● Dataset records
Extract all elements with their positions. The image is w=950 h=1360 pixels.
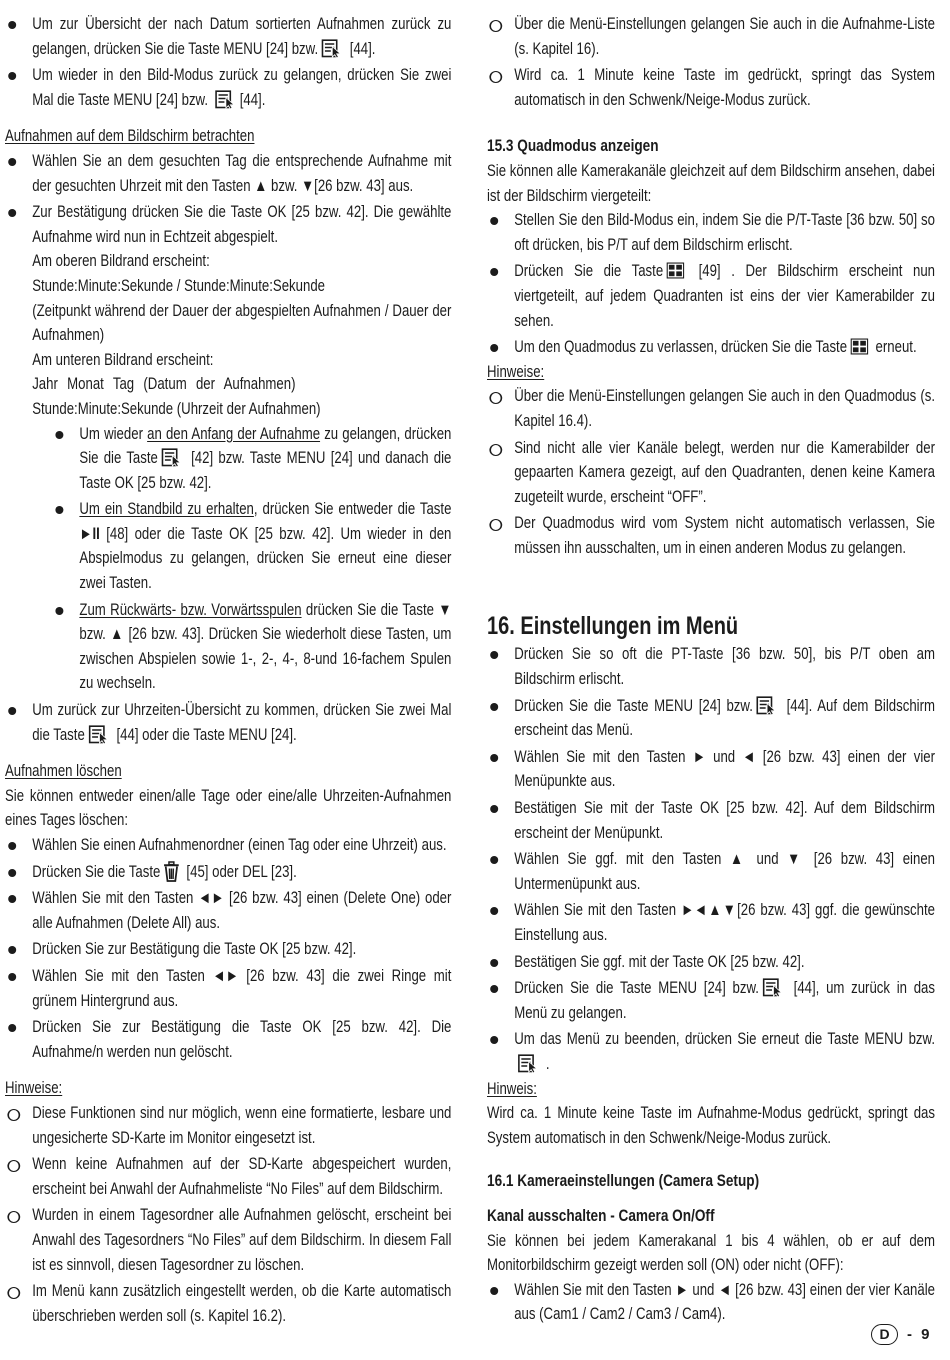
instruction-text: Wählen Sie mit den Tasten ►◄▲▼[26 bzw. 43] ggf. die gewünschte Einstellung aus.	[514, 901, 935, 944]
instruction-text: Wählen Sie ggf. mit den Tasten ▲ und ▼ [26 bzw. 43] einen Untermenüpunkt aus.	[514, 850, 935, 893]
menu-key-icon	[161, 448, 183, 467]
instruction-item	[487, 642, 935, 691]
instruction-item	[487, 976, 935, 1025]
info-line: Stunde:Minute:Sekunde (Uhrzeit der Aufnahmen)	[32, 399, 321, 418]
note-text: Der Quadmodus wird vom System nicht automatisch verlassen, Sie müssen ihn ausschalten, um in einen anderen Modus zu gelangen.	[514, 514, 935, 557]
note-text: Wurden in einem Tagesordner alle Aufnahmen gelöscht, erscheint bei Anwahl des Tagesordners “No Files” auf dem Bildschirm. In diesem Fall ist es sinnvoll, diesen Tagesordner zu löschen.	[32, 1206, 452, 1274]
instruction-text: [49] . Der Bildschirm erscheint nun viertgeteilt, auf jedem Quadranten ist eins der vier Kamerabilder zu sehen.	[514, 262, 936, 330]
chapter-heading-menu-settings: 16. Einstellungen im Menü	[487, 612, 739, 641]
note-text: Diese Funktionen sind nur möglich, wenn eine formatierte, lesbare und ungesicherte SD-Karte im Monitor eingesetzt ist.	[32, 1103, 452, 1147]
instruction-text: [44].	[346, 39, 376, 58]
instruction-item	[5, 937, 451, 962]
instruction-item	[487, 898, 935, 947]
instruction-text: , drücken Sie entweder die Taste	[253, 500, 452, 519]
play-pause-key-label: ►II	[79, 524, 100, 543]
instruction-text: Zur Bestätigung drücken Sie die Taste OK [25 bzw. 42]. Die gewählte Aufnahme wird nun in Echtzeit abgespielt.	[32, 203, 452, 246]
instruction-text: Wählen Sie an dem gesuchten Tag die entsprechende Aufnahme mit der gesuchten Uhrzeit mit den Tasten ▲ bzw. ▼[26 bzw. 43] aus.	[32, 151, 452, 195]
delete-instructions	[5, 833, 451, 1064]
instruction-text: Wählen Sie mit den Tasten ► und ◄ [26 bzw. 43] einen der vier Menüpunkte aus.	[514, 747, 935, 791]
instruction-text: Drücken Sie die Taste MENU [24] bzw.	[514, 696, 753, 715]
instruction-text: zu gelangen, drücken Sie die Taste	[79, 424, 452, 468]
quad-instructions	[487, 208, 935, 360]
instruction-item	[487, 950, 935, 975]
camera-intro: Sie können bei jedem Kamerakanal 1 bis 4 wählen, ob er auf dem Monitorbildschirm gezeigt werden soll (ON) oder nicht (OFF):	[487, 1231, 935, 1275]
instruction-text: Drücken Sie zur Bestätigung die Taste OK [25 bzw. 42].	[32, 940, 357, 959]
note-item	[5, 1279, 451, 1328]
instruction-text: Drücken Sie so oft die PT-Taste [36 bzw. 50], bis P/T oben am Bildschirm erlischt.	[514, 645, 935, 689]
info-line: Am oberen Bildrand erscheint:	[32, 252, 210, 271]
camera-instructions	[487, 1278, 935, 1327]
instruction-item	[5, 63, 451, 112]
instruction-text: [44].	[239, 90, 266, 109]
info-line: (Zeitpunkt während der Dauer der abgespielten Aufnahmen / Dauer der Aufnahmen)	[32, 301, 452, 345]
menu-key-icon	[88, 725, 110, 744]
section-heading-camera-setup: 16.1 Kameraeinstellungen (Camera Setup)	[487, 1171, 760, 1191]
note-item	[5, 1203, 451, 1277]
notes-heading: Hinweise:	[487, 362, 545, 381]
instruction-text: .	[542, 1054, 550, 1073]
instruction-text: Wählen Sie einen Aufnahmenordner (einen Tag oder eine Uhrzeit) aus.	[32, 836, 447, 854]
menu-instructions	[487, 642, 935, 1076]
menu-key-icon	[215, 90, 237, 109]
instruction-item	[5, 149, 451, 198]
instruction-item	[487, 745, 935, 794]
instruction-item	[5, 833, 451, 858]
instruction-item	[5, 860, 451, 885]
instruction-item	[487, 259, 935, 333]
instruction-item	[487, 208, 935, 257]
subheading-camera-on-off: Kanal ausschalten - Camera On/Off	[487, 1205, 715, 1225]
menu-key-icon	[517, 1054, 539, 1073]
instruction-text: [45] oder DEL [23].	[182, 862, 297, 881]
instruction-item	[487, 335, 935, 360]
instruction-item	[487, 847, 935, 896]
instruction-text: Drücken Sie die Taste	[514, 262, 664, 281]
sub-instruction-item	[52, 497, 451, 595]
instruction-text: Wählen Sie mit den Tasten ◄► [26 bzw. 43] einen (Delete One) oder alle Aufnahmen (Delete All) aus.	[32, 889, 452, 932]
note-text: Über die Menü-Einstellungen gelangen Sie auch in die Aufnahme-Liste (s. Kapitel 16).	[514, 15, 935, 58]
instruction-item	[487, 796, 935, 845]
note-item	[487, 384, 935, 433]
menu-key-icon	[762, 978, 784, 997]
section-heading-delete-recordings: Aufnahmen löschen	[5, 762, 122, 781]
instruction-text: [48] oder die Taste OK [25 bzw. 42]. Um wieder in den Abspielmodus zu gelangen, drücken Sie erneut eine dieser zwei Tasten.	[79, 524, 452, 593]
view-recordings-instructions	[5, 149, 451, 747]
note-item	[5, 1101, 451, 1150]
menu-key-icon	[756, 696, 778, 715]
instruction-text: Bestätigen Sie mit der Taste OK [25 bzw. 42]. Auf dem Bildschirm erscheint der Menüpunkt.	[514, 799, 935, 842]
page-footer	[871, 1323, 930, 1345]
instruction-text: [44] oder die Taste MENU [24].	[112, 725, 297, 744]
instruction-text: Stellen Sie den Bild-Modus ein, indem Sie die P/T-Taste [36 bzw. 50] so oft drücken, bis P/T auf dem Bildschirm erlischt.	[514, 211, 935, 254]
notes-list	[5, 1101, 451, 1328]
note-text: Wenn keine Aufnahmen auf der SD-Karte abgespeichert wurden, erscheint bei Anwahl der Aufnahmeliste “No Files” auf dem Bildschirm.	[32, 1155, 452, 1198]
instruction-text: Um zurück zur Uhrzeiten-Übersicht zu kommen, drücken Sie zwei Mal die Taste	[32, 701, 452, 744]
section-heading-view-recordings: Aufnahmen auf dem Bildschirm betrachten	[5, 127, 255, 146]
trash-icon	[163, 861, 181, 882]
info-line: Jahr Monat Tag (Datum der Aufnahmen)	[32, 375, 296, 394]
instruction-text: [44]. Auf dem Bildschirm erscheint das Menü.	[514, 696, 935, 740]
instruction-text: Wählen Sie mit den Tasten ► und ◄ [26 bzw. 43] einen der vier Kanäle aus (Cam1 / Cam2 / Cam3 / Cam4).	[514, 1280, 935, 1324]
underlined-text: Zum Rückwärts- bzw. Vorwärtsspulen	[79, 600, 302, 619]
instruction-item	[5, 12, 451, 61]
instruction-text: Um das Menü zu beenden, drücken Sie erneut die Taste MENU bzw.	[514, 1030, 935, 1049]
quad-intro: Sie können alle Kamerakanäle gleichzeit auf dem Bildschirm ansehen, dabei ist der Bildschirm viergeteilt:	[487, 161, 935, 205]
notes-heading: Hinweise:	[5, 1079, 63, 1098]
instruction-text: Um wieder	[79, 424, 148, 443]
menu-note: Wird ca. 1 Minute keine Taste im Aufnahme-Modus gedrückt, springt das System automatisch in den Schwenk/Neige-Modus zurück.	[487, 1104, 935, 1147]
info-line: Stunde:Minute:Sekunde / Stunde:Minute:Sekunde	[32, 276, 326, 295]
instruction-item	[487, 694, 935, 743]
instruction-text: Bestätigen Sie ggf. mit der Taste OK [25 bzw. 42].	[514, 952, 805, 971]
note-heading: Hinweis:	[487, 1079, 537, 1098]
page-number: - 9	[907, 1325, 930, 1343]
display-info	[32, 249, 451, 421]
instruction-item	[5, 964, 451, 1013]
delete-intro: Sie können entweder einen/alle Tage oder eine/alle Uhrzeiten-Aufnahmen eines Tages löschen:	[5, 786, 452, 830]
overview-instructions	[5, 12, 451, 112]
instruction-text: drücken Sie die Taste ▼ bzw. ▲ [26 bzw. 43]. Drücken Sie wiederholt diese Tasten, um zwischen Abspielen sowie 1-, 2-, 4-, 8-und 16-fachem Spulen zu wechseln.	[79, 600, 452, 693]
instruction-text: Um wieder in den Bild-Modus zurück zu gelangen, drücken Sie zwei Mal die Taste MENU [24] bzw.	[32, 66, 452, 109]
instruction-text: Um den Quadmodus zu verlassen, drücken Sie die Taste	[514, 338, 848, 357]
sub-instruction-item	[52, 598, 451, 696]
menu-key-icon	[321, 39, 343, 58]
underlined-text: Um ein Standbild zu erhalten	[79, 500, 254, 519]
info-line: Am unteren Bildrand erscheint:	[32, 350, 214, 369]
note-item	[5, 1152, 451, 1201]
note-text: Wird ca. 1 Minute keine Taste im gedrückt, springt das System automatisch in den Schwenk/Neige-Modus zurück.	[514, 66, 935, 109]
instruction-text: Drücken Sie zur Bestätigung die Taste OK [25 bzw. 42]. Die Aufnahme/n werden nun gelöscht.	[32, 1018, 452, 1061]
underlined-text: an den Anfang der Aufnahme	[147, 424, 321, 443]
note-item	[487, 12, 935, 61]
instruction-text: [44], um zurück in das Menü zu gelangen.	[514, 979, 935, 1022]
instruction-text: erneut.	[871, 338, 917, 357]
quad-key-icon	[850, 338, 868, 355]
instruction-text: [42] bzw. Taste MENU [24] und danach die Taste OK [25 bzw. 42].	[79, 449, 452, 492]
instruction-item	[487, 1278, 935, 1327]
note-item	[487, 63, 935, 112]
instruction-item	[5, 886, 451, 935]
section-heading-quad-mode: 15.3 Quadmodus anzeigen	[487, 136, 659, 156]
note-item	[487, 436, 935, 510]
instruction-text: Drücken Sie die Taste	[32, 862, 161, 881]
quad-notes-list	[487, 384, 935, 560]
right-column	[487, 12, 935, 1327]
notes-list-continued	[487, 12, 935, 112]
instruction-text: Wählen Sie mit den Tasten ◄► [26 bzw. 43] die zwei Ringe mit grünem Hintergrund aus.	[32, 966, 452, 1010]
instruction-item	[5, 200, 451, 696]
instruction-text: Um zur Übersicht der nach Datum sortierten Aufnahmen zurück zu gelangen, drücken Sie die Taste MENU [24] bzw.	[32, 15, 452, 58]
sub-instruction-item	[52, 422, 451, 496]
instruction-item	[487, 1027, 935, 1076]
instruction-text: Drücken Sie die Taste MENU [24] bzw.	[514, 979, 759, 998]
note-text: Im Menü kann zusätzlich eingestellt werden, ob die Karte automatisch überschrieben werden soll (s. Kapitel 16.2).	[32, 1282, 452, 1325]
instruction-item	[5, 1015, 451, 1064]
playback-options	[52, 422, 451, 697]
quad-key-icon	[666, 262, 684, 279]
note-item	[487, 511, 935, 560]
note-text: Über die Menü-Einstellungen gelangen Sie auch in den Quadmodus (s. Kapitel 16.4).	[514, 387, 935, 430]
left-column	[5, 12, 451, 1328]
instruction-item	[5, 698, 451, 747]
note-text: Sind nicht alle vier Kanäle belegt, werden nur die Kamerabilder der gepaarten Kamera gezeigt, auf den Quadranten, denen keine Kamera zugeteilt wurde, erscheint “OFF”.	[514, 438, 935, 506]
language-badge: D	[871, 1324, 898, 1345]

● Requirements
Repeat the records from the line with "instruction-text: Wählen Sie mit den Tasten ►◄▲▼[26" up to and including the line with "747, 935, 791]", replacing "Quadmodus" with "Vierfachmodus" and leaving everything else the same.

● Exercise response
instruction-text: Wählen Sie mit den Tasten ►◄▲▼[26 bzw. 43] ggf. die gewünschte Einstellung aus.	[514, 901, 935, 944]
instruction-text: Wählen Sie ggf. mit den Tasten ▲ und ▼ [26 bzw. 43] einen Untermenüpunkt aus.	[514, 850, 935, 893]
menu-key-icon	[161, 448, 183, 467]
instruction-item	[487, 642, 935, 691]
instruction-item	[487, 976, 935, 1025]
info-line: Stunde:Minute:Sekunde (Uhrzeit der Aufnahmen)	[32, 399, 321, 418]
note-text: Der Vierfachmodus wird vom System nicht automatisch verlassen, Sie müssen ihn ausschalten, um in einen anderen Modus zu gelangen.	[514, 514, 935, 557]
note-text: Wurden in einem Tagesordner alle Aufnahmen gelöscht, erscheint bei Anwahl des Tagesordners “No Files” auf dem Bildschirm. In diesem Fall ist es sinnvoll, diesen Tagesordner zu löschen.	[32, 1206, 452, 1274]
instruction-text: [49] . Der Bildschirm erscheint nun viertgeteilt, auf jedem Quadranten ist eins der vier Kamerabilder zu sehen.	[514, 262, 936, 330]
chapter-heading-menu-settings: 16. Einstellungen im Menü	[487, 612, 739, 641]
note-text: Diese Funktionen sind nur möglich, wenn eine formatierte, lesbare und ungesicherte SD-Karte im Monitor eingesetzt ist.	[32, 1103, 452, 1147]
instruction-text: [44].	[346, 39, 376, 58]
instruction-item	[5, 937, 451, 962]
instruction-item	[487, 898, 935, 947]
instruction-text: , drücken Sie entweder die Taste	[253, 500, 452, 519]
play-pause-key-label: ►II	[79, 524, 100, 543]
instruction-text: Zur Bestätigung drücken Sie die Taste OK [25 bzw. 42]. Die gewählte Aufnahme wird nun in Echtzeit abgespielt.	[32, 203, 452, 246]
instruction-text: Wählen Sie an dem gesuchten Tag die entsprechende Aufnahme mit der gesuchten Uhrzeit mit den Tasten ▲ bzw. ▼[26 bzw. 43] aus.	[32, 151, 452, 195]
delete-instructions	[5, 833, 451, 1064]
instruction-text: Wählen Sie mit den Tasten ► und ◄ [26 bzw. 43] einen der vier Menüpunkte aus.	[514, 747, 935, 791]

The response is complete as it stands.